## Request
Go through the records below line by line, counting those that contain the word "原计算错误"; answer with the count only.

## Supplied records
+-------+

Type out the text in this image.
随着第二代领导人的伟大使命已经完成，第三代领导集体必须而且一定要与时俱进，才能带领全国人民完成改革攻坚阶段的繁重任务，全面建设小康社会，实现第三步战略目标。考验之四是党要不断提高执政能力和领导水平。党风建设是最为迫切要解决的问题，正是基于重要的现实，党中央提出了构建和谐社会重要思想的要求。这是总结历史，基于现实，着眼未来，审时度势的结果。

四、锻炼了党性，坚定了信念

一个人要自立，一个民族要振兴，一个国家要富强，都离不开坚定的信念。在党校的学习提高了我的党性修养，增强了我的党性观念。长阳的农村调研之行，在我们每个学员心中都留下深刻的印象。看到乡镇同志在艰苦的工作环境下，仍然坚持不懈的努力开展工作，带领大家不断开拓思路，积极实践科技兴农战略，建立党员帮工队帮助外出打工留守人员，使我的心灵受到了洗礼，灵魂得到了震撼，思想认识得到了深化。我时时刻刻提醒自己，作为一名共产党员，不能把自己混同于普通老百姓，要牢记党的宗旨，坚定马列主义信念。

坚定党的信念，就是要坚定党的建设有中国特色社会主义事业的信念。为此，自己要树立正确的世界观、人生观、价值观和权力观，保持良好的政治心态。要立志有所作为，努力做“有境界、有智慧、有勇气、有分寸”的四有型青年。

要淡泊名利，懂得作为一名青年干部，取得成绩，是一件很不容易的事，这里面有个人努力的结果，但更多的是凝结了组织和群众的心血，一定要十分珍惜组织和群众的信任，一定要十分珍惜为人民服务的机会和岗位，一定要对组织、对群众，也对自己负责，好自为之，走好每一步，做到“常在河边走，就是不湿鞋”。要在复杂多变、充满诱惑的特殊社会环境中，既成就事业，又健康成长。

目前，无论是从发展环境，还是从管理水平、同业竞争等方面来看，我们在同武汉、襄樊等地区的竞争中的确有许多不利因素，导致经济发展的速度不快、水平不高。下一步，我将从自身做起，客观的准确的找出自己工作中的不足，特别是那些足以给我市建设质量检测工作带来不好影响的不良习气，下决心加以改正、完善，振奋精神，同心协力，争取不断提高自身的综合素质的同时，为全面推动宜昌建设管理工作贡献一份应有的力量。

+-------+

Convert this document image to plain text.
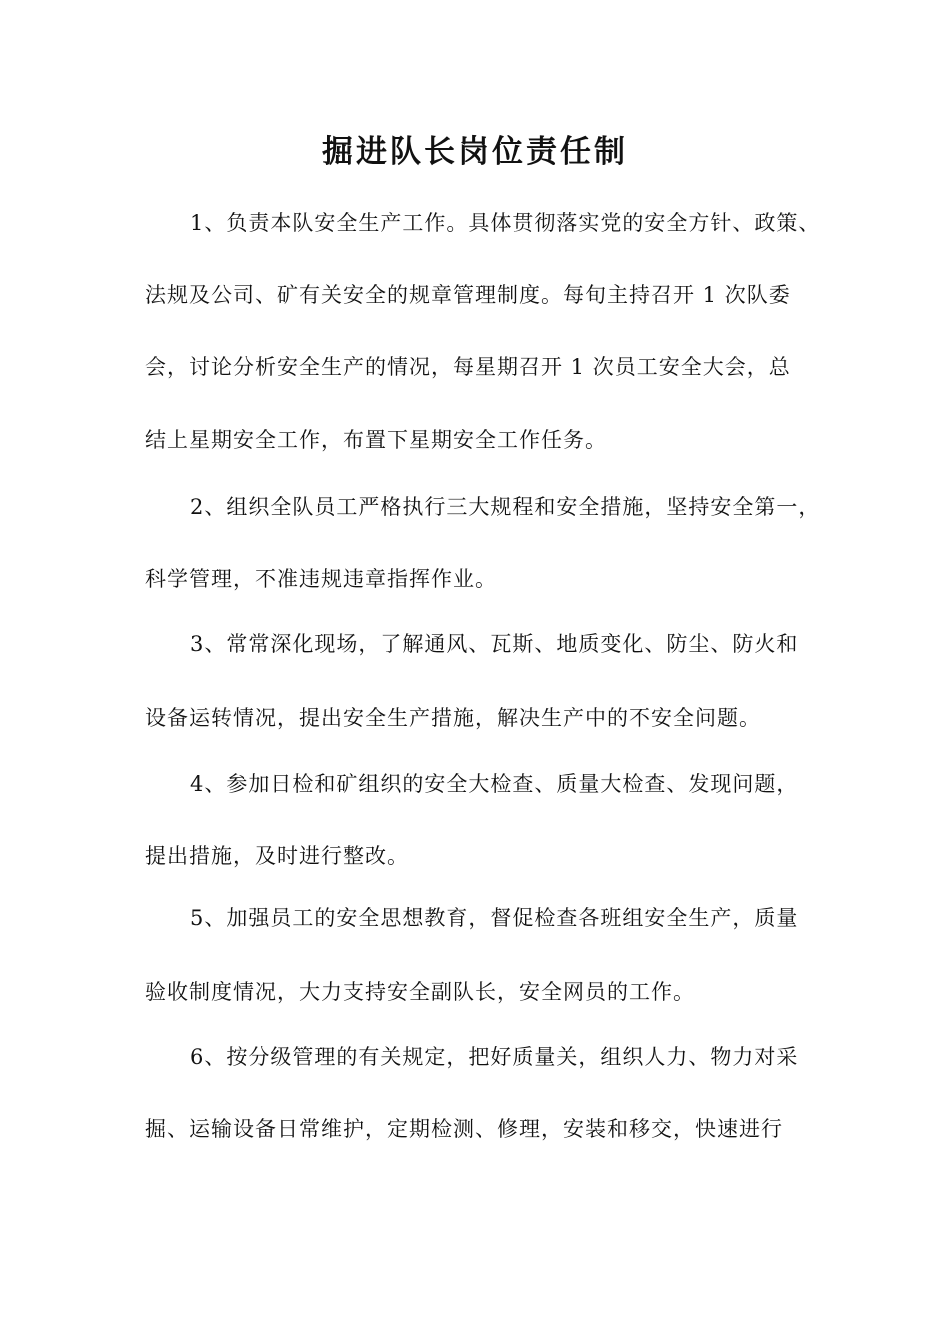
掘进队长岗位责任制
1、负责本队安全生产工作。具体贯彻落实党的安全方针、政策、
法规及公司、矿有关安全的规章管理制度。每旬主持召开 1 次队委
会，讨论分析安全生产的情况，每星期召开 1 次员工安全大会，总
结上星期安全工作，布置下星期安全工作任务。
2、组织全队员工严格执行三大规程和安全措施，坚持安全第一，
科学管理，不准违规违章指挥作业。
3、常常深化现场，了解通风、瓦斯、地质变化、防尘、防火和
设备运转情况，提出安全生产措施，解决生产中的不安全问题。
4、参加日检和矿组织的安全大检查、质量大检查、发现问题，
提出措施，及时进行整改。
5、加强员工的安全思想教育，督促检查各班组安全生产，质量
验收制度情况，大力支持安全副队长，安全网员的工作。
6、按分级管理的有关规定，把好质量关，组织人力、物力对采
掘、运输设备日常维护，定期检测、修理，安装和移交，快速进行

+-------+

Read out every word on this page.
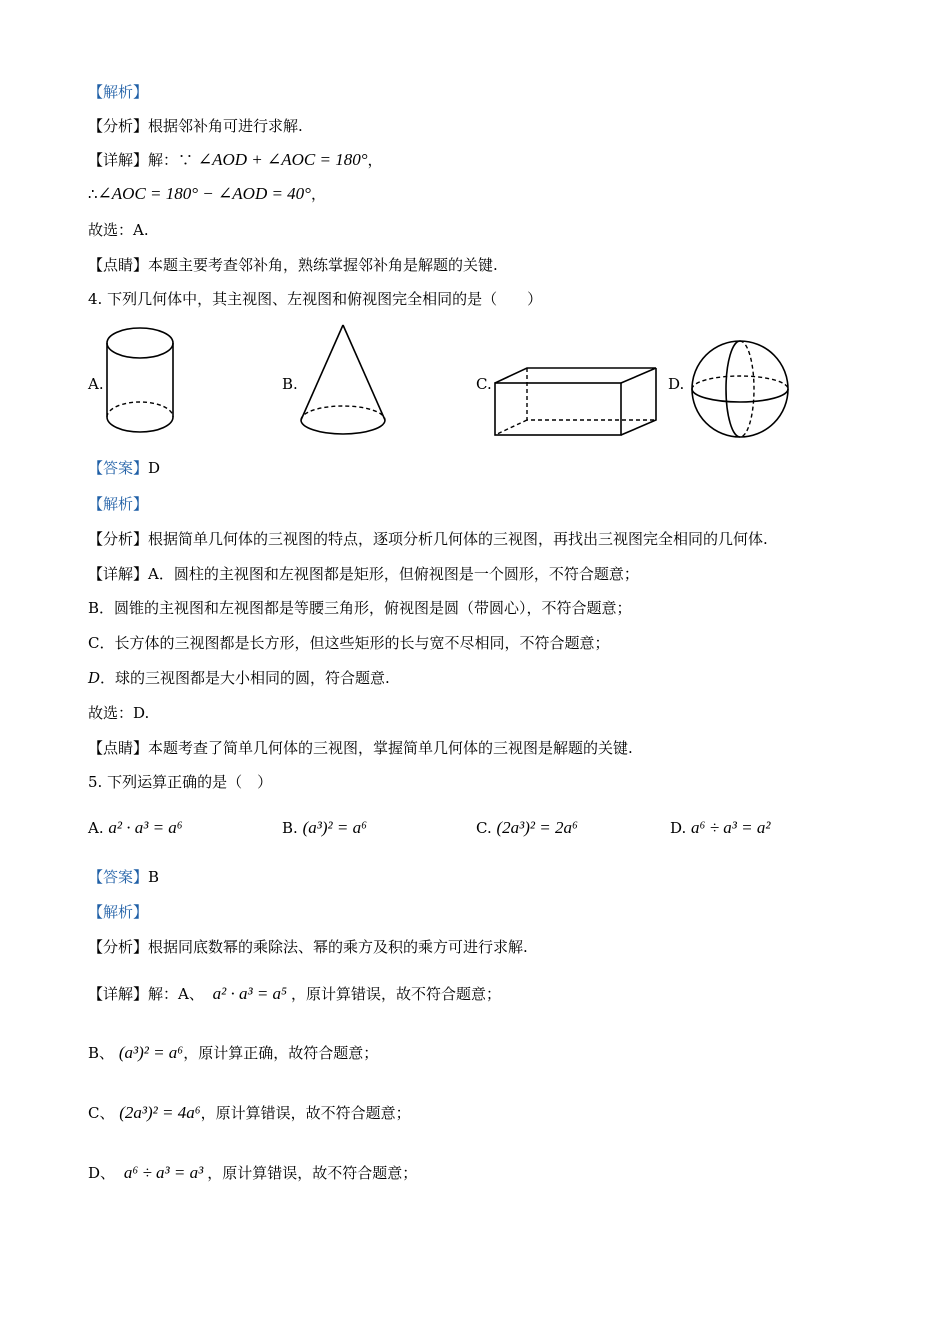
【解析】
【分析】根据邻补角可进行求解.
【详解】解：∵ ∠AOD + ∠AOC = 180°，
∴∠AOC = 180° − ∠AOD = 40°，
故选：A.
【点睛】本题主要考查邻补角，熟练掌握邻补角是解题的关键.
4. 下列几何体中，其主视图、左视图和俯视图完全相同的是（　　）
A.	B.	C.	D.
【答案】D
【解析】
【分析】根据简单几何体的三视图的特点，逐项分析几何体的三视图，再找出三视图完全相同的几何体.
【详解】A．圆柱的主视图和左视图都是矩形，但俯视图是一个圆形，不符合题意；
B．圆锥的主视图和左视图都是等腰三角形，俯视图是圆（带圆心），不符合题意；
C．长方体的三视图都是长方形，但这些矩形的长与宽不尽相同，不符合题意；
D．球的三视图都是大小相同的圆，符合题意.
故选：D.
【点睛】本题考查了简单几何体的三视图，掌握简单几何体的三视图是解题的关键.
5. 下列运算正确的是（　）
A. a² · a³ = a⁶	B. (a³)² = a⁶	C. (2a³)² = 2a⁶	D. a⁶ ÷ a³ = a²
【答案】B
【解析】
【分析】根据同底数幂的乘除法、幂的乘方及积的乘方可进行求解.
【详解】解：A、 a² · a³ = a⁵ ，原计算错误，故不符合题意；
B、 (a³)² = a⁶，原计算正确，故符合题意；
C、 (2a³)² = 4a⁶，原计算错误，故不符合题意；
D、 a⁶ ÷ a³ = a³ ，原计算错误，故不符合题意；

+-------+

## Solution for this task
3